* [REQUIRED WORK]
1. From the Pentecost sermon, list the four events in the life of Jesus that the sermon names as preceding the unmaking of the Three Realms.
2. Duplicate the entries from their first line up to and including the line with "261, 286, 273]".

Day of Pentecost, Year C | Acts 2:1-21
St. Andrew’s Episcopal Church
June 8, 2025
the Rev. Jonathan Hanneman
To watch the full service, please visit this page.
“All who are led by the Spirit of God are children of God.” – Romans 8:14[1]
Good morning, and happy Pentecost! With all the changes that have taken place between our time and the Bible’s, it’s been genuinely difficult to know where to begin on our texts this morning. So we’re going to start with the basics: what Church holiday actually is.
As Christians, we think of Pentecost as the Church’s birthday, when we celebrate the coming of the Holy Spirit, but Pentecost was already an ancient Jewish feast before Jesus’ lifetime. Also known as “first-fruits,” it was essentially the spring harvest festival. Fifty days after seeding the land, early plantings—in the case of my own garden, zucchini, broccoli, and certain peppers—have matured, offering the first fresh veggies of the year—a big deal when your only means of long-term storage was dehydration. This was an opportunity for ancient Israel to come together and celebrate before God, offering their thanks and praise for this promising sign while donating some of its proceeds to the Temple as evidence of gratitude and trust that God would continue to provide.
So that’s the context within which this Christian celebration roots itself. The seeds have been planted; hungry people have been eagerly watching their produce mature; and today—voila!—fresh food for everyone for the first time in months!
But there are multiple layers of imagery and meaning converging at this event. We might see a child welcoming air into its lungs for the first time. Or maybe you’ve noticed the event’s parallel with the Hebrew Bible’s creation story, where God breathes the Breath of Life into a perfectly formed, as yet inanimate body—a sort of start-over or reset for humanity. Yet this time it isn’t just one individual left to go it alone in a garden but an entire community living to encourage and support one another. The most significant and applicable image for our time, however, might be a continuation of what we’ve encountered with the incarnation, crucifixion, resurrection, and ascension: the unmaking of the Three Realms.
Jesus’ birth began this Cosmic revolution, with the Divine taking their first steps to reconnect the Celestial and Earthly Realms. With the crucifixion and burial, this Son of Man takes the path all humans someday follow, becoming a citizen of the Underworld. The resurrection sees Jesus reveal the Divine order underlying even this most mysterious and terrifying layer of existence. He then rips down its imposing gates from the inside, thereby erasing the Underworld as its own separate layer of existence and freeing us humans from the tyranny and fear that Death attempts to impose upon us. As we discussed last week, then, Jesus’ ascension completed this massive renovation, destroying the restraints that separated the Earthly from the Divine and thereby uniting all of existence under the authority, mercy, and kindness of the same generous and loving God.
Now if everything had all stopped there, that would have been more than enough. However, God had even more work in mind. That’s because, despite the reunification of Reality, one problem remained: people were still divided from one another, as we had been since the prehistoric tale of ancient Babel.[2] We humans aren’t necessarily the brightest or most intuitive beings, so God needed to make the consequences of this Cosmic Renewal even more explicit to us. And that is the image Pentecost begins to reveal.

* [MATERIAL FOR THE TASK]
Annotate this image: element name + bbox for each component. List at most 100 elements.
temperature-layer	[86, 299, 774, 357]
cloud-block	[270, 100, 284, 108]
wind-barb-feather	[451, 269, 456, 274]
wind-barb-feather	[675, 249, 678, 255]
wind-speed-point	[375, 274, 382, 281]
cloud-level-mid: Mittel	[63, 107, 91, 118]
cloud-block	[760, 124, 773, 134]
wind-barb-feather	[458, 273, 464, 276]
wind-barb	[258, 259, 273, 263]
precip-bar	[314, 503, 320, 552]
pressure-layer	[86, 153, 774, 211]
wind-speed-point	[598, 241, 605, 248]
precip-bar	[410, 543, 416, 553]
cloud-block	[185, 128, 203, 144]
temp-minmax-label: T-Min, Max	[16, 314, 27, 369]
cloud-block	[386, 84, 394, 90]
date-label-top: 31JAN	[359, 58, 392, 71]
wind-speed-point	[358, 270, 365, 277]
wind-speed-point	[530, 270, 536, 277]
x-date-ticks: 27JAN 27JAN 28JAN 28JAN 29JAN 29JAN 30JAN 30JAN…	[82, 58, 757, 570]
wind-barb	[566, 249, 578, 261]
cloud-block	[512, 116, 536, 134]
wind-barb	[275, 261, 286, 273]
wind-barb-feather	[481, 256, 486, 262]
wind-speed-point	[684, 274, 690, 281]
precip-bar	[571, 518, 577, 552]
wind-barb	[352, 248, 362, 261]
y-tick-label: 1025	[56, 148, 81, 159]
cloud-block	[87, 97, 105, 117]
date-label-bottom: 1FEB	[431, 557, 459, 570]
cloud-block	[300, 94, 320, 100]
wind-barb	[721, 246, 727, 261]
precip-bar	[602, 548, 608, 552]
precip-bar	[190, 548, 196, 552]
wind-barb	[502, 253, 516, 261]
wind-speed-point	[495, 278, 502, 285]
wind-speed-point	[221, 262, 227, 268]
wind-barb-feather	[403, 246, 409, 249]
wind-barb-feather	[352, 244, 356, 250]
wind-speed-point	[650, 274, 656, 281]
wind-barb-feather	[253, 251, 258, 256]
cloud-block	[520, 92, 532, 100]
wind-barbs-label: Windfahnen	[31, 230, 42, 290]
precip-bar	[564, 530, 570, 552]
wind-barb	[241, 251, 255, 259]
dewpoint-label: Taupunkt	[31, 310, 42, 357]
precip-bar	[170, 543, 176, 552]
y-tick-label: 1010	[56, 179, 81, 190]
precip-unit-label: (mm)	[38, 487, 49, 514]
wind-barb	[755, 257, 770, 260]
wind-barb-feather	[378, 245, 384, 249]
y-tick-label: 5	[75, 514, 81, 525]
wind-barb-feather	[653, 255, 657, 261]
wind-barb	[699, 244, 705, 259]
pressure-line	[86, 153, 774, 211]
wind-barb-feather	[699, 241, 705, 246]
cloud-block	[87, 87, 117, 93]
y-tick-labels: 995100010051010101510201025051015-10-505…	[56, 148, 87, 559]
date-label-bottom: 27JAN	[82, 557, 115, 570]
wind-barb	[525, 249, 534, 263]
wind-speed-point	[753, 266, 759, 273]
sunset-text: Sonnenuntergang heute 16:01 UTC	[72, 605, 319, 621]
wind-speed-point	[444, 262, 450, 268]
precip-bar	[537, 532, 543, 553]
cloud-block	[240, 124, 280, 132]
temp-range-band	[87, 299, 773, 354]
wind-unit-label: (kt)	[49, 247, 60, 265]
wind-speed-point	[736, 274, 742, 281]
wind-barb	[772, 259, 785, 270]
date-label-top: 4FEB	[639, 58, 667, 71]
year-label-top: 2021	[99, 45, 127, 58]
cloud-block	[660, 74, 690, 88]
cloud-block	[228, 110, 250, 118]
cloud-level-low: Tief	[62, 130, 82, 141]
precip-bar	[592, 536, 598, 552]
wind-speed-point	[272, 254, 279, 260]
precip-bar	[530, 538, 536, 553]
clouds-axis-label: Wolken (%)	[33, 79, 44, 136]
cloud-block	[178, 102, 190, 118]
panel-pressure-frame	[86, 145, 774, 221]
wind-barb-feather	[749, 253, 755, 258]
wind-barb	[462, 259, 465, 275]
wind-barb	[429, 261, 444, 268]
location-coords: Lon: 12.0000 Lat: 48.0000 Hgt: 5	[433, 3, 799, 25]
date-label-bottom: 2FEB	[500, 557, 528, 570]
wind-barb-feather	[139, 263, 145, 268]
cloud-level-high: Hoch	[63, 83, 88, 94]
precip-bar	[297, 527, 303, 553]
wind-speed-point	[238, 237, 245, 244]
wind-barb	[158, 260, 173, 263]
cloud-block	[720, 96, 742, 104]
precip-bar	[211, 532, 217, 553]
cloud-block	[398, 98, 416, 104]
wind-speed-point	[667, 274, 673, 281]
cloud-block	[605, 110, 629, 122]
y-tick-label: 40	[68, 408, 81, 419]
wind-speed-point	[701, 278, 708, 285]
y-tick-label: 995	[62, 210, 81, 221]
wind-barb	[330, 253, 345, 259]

* [SOLUTION SET]
1.
- Incarnation
- Crucifixion
- Resurrection
- Ascension

2.
Annotate this image: element name + bbox for each component. List at most 100 elements.
temperature-layer	[86, 299, 774, 357]
cloud-block	[270, 100, 284, 108]
wind-barb-feather	[451, 269, 456, 274]
wind-barb-feather	[675, 249, 678, 255]
wind-speed-point	[375, 274, 382, 281]
cloud-level-mid: Mittel	[63, 107, 91, 118]
cloud-block	[760, 124, 773, 134]
wind-barb-feather	[458, 273, 464, 276]
wind-barb	[258, 259, 273, 263]
precip-bar	[314, 503, 320, 552]
pressure-layer	[86, 153, 774, 211]
wind-speed-point	[598, 241, 605, 248]
precip-bar	[410, 543, 416, 553]
cloud-block	[185, 128, 203, 144]
temp-minmax-label: T-Min, Max	[16, 314, 27, 369]
cloud-block	[386, 84, 394, 90]
date-label-top: 31JAN	[359, 58, 392, 71]
wind-speed-point	[358, 270, 365, 277]
wind-speed-point	[530, 270, 536, 277]
x-date-ticks: 27JAN 27JAN 28JAN 28JAN 29JAN 29JAN 30JAN 30JAN…	[82, 58, 757, 570]
wind-barb	[566, 249, 578, 261]
cloud-block	[512, 116, 536, 134]
wind-barb	[275, 261, 286, 273]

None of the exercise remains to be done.